EXTRACTED RECORDS:
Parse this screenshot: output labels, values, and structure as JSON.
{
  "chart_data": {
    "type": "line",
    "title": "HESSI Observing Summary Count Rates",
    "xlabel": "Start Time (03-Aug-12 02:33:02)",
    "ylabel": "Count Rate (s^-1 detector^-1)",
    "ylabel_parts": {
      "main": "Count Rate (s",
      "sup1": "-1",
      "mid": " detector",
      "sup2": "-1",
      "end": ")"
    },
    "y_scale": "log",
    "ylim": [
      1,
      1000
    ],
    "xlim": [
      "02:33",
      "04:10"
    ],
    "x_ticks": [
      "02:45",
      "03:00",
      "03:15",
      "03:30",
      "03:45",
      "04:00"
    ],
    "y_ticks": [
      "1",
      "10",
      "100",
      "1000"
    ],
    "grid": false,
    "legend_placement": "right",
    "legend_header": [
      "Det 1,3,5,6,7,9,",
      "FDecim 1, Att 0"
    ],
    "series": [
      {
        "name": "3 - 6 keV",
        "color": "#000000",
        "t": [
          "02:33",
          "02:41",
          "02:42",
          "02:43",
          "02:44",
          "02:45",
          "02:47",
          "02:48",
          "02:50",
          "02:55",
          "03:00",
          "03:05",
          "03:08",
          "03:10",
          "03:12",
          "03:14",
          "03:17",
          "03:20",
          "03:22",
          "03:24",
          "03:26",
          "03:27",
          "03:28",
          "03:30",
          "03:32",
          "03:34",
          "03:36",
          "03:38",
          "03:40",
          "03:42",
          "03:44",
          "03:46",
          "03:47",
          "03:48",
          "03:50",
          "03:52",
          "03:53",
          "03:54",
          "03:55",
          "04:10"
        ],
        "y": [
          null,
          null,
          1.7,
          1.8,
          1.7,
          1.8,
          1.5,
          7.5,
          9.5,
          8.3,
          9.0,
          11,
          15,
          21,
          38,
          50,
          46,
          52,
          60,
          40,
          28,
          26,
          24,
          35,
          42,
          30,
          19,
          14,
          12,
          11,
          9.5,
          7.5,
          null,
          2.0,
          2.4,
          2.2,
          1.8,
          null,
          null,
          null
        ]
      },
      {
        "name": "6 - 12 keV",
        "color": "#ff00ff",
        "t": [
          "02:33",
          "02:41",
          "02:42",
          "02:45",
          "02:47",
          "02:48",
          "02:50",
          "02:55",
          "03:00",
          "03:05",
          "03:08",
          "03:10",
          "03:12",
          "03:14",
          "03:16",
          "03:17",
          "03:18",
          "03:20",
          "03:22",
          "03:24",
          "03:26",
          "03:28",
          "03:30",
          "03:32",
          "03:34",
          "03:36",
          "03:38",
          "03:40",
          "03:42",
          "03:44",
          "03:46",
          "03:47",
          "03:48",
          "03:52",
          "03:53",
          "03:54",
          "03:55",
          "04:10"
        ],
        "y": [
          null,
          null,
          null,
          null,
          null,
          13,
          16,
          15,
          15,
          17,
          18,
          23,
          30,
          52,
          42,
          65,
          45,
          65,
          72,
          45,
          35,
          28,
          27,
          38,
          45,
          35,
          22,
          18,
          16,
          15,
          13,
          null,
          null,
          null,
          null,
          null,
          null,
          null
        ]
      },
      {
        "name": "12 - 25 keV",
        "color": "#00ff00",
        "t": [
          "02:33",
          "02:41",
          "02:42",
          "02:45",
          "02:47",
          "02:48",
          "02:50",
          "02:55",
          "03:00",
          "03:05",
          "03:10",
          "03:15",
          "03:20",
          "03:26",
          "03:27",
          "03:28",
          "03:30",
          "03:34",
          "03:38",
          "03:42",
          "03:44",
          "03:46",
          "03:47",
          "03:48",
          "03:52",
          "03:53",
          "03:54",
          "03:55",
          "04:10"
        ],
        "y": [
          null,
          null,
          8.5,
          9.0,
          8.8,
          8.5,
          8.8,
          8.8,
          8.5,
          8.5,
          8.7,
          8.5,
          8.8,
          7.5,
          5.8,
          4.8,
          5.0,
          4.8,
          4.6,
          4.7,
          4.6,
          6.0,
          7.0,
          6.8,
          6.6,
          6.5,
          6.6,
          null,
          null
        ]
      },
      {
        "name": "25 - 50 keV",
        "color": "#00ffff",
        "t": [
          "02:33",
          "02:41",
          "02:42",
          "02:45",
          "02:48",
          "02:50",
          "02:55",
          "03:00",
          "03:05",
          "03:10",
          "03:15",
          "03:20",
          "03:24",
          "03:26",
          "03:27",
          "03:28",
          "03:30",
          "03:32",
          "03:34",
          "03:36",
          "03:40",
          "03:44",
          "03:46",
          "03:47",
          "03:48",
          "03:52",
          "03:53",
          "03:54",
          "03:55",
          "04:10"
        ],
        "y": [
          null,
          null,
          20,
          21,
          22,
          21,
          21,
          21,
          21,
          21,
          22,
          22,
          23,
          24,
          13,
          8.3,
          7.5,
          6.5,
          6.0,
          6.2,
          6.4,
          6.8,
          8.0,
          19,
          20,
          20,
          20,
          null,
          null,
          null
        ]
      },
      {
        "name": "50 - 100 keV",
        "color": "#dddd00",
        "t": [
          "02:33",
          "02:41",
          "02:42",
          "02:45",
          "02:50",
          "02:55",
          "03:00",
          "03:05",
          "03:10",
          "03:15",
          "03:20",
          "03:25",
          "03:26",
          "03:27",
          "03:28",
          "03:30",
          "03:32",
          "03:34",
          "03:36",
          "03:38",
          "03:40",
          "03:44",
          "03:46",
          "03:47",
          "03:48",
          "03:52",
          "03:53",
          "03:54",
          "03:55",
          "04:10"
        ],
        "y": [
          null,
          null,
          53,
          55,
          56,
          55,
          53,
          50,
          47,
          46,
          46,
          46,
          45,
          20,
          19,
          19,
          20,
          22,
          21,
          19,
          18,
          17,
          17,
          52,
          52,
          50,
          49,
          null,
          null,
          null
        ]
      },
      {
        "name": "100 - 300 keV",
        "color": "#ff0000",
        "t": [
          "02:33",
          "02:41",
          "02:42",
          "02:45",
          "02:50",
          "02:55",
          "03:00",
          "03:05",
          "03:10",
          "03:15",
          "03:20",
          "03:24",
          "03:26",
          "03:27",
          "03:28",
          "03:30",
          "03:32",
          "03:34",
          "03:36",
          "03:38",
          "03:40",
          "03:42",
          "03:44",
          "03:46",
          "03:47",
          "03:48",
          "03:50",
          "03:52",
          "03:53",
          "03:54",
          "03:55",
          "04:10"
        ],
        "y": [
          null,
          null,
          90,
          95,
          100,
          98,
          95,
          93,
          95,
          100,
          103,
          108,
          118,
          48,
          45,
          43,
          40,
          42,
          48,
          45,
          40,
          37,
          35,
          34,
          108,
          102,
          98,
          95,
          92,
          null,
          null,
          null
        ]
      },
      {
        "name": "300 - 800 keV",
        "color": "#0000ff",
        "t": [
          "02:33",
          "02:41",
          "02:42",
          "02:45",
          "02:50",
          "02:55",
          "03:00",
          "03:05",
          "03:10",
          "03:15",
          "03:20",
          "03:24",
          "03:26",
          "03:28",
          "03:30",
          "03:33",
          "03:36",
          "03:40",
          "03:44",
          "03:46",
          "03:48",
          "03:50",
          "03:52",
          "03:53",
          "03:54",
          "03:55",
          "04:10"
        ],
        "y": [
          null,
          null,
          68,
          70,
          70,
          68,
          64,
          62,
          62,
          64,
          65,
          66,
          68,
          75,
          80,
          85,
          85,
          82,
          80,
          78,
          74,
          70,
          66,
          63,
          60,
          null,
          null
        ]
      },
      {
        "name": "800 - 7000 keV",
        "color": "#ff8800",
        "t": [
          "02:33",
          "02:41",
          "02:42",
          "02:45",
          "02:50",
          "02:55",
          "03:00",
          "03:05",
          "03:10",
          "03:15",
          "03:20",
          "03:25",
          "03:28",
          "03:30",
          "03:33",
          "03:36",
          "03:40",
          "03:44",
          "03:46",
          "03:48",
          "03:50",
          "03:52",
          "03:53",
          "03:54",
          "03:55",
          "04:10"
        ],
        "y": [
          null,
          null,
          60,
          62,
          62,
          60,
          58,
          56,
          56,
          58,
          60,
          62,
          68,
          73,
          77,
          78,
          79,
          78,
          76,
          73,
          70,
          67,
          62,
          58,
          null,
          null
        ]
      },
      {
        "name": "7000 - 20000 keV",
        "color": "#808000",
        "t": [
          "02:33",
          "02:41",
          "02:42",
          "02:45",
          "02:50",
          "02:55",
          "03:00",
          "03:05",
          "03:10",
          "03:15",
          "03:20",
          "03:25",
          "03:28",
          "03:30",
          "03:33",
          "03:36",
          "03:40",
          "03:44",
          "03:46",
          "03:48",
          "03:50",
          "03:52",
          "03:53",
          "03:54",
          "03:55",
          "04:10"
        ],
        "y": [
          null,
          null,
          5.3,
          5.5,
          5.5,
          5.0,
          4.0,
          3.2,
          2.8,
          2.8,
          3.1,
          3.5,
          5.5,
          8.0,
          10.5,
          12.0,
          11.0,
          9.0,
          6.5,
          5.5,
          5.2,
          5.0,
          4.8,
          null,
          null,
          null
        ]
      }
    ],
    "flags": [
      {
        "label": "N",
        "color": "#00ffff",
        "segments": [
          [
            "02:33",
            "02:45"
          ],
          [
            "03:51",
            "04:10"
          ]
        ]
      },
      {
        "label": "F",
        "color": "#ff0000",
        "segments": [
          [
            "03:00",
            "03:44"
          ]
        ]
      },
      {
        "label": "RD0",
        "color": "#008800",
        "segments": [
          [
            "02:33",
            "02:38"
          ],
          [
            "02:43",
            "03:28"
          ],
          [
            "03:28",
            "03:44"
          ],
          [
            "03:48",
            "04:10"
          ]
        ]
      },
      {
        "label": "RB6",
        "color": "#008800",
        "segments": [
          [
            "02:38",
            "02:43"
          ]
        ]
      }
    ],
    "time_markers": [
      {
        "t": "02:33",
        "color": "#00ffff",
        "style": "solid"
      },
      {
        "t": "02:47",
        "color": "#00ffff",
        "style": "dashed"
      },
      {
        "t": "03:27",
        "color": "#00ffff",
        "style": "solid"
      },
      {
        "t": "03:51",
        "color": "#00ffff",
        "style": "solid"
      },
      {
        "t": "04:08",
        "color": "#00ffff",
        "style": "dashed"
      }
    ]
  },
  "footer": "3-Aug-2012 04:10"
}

SHORT EXERCISE:
Note every line above where the string "detector" shows up, and copy those lines.

RESPONSE:
    "ylabel": "Count Rate (s^-1 detector^-1)",
      "mid": " detector",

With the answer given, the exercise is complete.